**WHAT THIS TASK INVOLVES**.
Continue the newsletter article on homeschooling a child with Asperger's Syndrome from where it stops.

**PROVIDED TEXT**.
== Segment start ==
From the HSLDA E-lert Service:


8/13/2009 3:20:05 PM
Home School Legal Defense Association
HSLDA's Homeschooling Your Struggling Learner Newsletter

HSLDA's Homeschooling Your Struggling Learner Newsletter
August 2009: Homeschooling a Child with Asperger's Syndrome, Part 3

by Dianne Craft
MA Special Education
Certified Natural Health Professional

The incidence of children with Asperger's Syndrome is increasing, but
many parents are finding comfort and success for these challenged
youths. In the February 2009 HSLDA Struggling Learner Newsletter
titled, "Homeschooling a Child with Asperger's Syndrome", we focused
on the biological interventions that parents of Asperger's children
have found helpful. Then, in the July issue, we turned our attention
toward beneficial educational and social interventions. Today, we will
address the topic of frequently recommended and necessary therapies.


Should your homeschool program include working with therapists? Many
parents surveyed feel comfortable enough to work on most of their
child's issues at home. Others feel that much is gained by having
their child work with therapists once or twice a week.

1. Occupational Therapy

This type of help has received the most favorable comments from
parents. Most helpful is sensory integration therapy, which teaches
parents the "brushing technique" to help an overly responsive child
modulate his or her responses to outside stimuli.

Sensory Integration Issues: If your child's main need is in the
sensory integration (SI) area, parents have found that there are many
ways to incorporate SI therapy into the homeschooling day. They
include a strong "sensory diet" into their child's day by using such
methods as a spinning seat, trampoline, having the child sit under
cushions while watching a video or being read to, having the child go
barefoot in the grass, or, for more tactilely sensitive children,
putting on lotion or giving back rubs.
== Segment end ==
**PROVIDED MATERIAL**.
== Segment start ==
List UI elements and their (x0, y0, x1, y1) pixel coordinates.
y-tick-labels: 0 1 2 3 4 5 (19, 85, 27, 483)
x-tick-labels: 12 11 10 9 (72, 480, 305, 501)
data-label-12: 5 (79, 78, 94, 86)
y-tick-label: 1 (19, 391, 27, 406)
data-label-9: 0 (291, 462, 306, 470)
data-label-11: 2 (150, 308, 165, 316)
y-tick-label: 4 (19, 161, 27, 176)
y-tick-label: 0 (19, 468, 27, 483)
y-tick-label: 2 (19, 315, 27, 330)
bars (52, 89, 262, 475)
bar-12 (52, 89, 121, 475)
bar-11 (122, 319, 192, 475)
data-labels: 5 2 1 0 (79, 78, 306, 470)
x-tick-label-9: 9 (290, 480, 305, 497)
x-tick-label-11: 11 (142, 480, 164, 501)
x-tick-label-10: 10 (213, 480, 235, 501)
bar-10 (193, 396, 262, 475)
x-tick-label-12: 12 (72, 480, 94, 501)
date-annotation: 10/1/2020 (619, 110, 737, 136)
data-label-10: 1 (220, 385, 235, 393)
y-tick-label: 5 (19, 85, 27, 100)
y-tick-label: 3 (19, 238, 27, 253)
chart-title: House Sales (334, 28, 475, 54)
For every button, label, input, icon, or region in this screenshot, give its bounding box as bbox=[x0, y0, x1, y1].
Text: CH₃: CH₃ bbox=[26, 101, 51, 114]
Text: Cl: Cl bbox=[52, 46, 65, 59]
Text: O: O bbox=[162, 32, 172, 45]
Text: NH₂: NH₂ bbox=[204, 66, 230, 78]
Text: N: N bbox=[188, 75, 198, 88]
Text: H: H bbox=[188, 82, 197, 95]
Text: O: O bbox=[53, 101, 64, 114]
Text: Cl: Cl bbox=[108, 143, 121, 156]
== Segment end ==
**OUTPUT BELOW**.
Other parents have found that using home therapeutics such as The
Listening Program ( helps
modulate their child's sensory system. Many parents have also learned
the benefit of nutritional interventions to feed their child's nervous
system so that it gives more balanced signals to the child's brain and
body. (See "Homeschooling the Child with Asperger Syndrome" by Lise Pyles for more home
therapy ideas.)

Fine Motor: For fine motor issues, parents often have their child peel
fruit, open small packets, peel off stickers, shell peanuts, or do
needlecraft. To improve the spatial and writing issues of the child,
many parent use the "Writing Eight Exercise" designed to cross the
midline (, or "Handwriting
Without Tears" ( .

Gross Motor: An Asperger's child with gross motor issues often doesn't
participate in gym classes in public school. At home, however,
parents can do much to help a child in this area. Examples of gross
motor therapies include biking, horseback riding, skateboarding,
karate, swimming, and gymnastics.

2. Speech

Children with Asperger's Syndrome often do not need the more
traditional form of speech therapy, such as help with articulation
errors, but they tend to need help with more pragmatic (practical,
conversational) speech encouragement. A speech therapist, in this
case, can help the Asperger's child learn to take turns in
conversation and understand idioms and more common expressions that
are used in everyday conversational speech.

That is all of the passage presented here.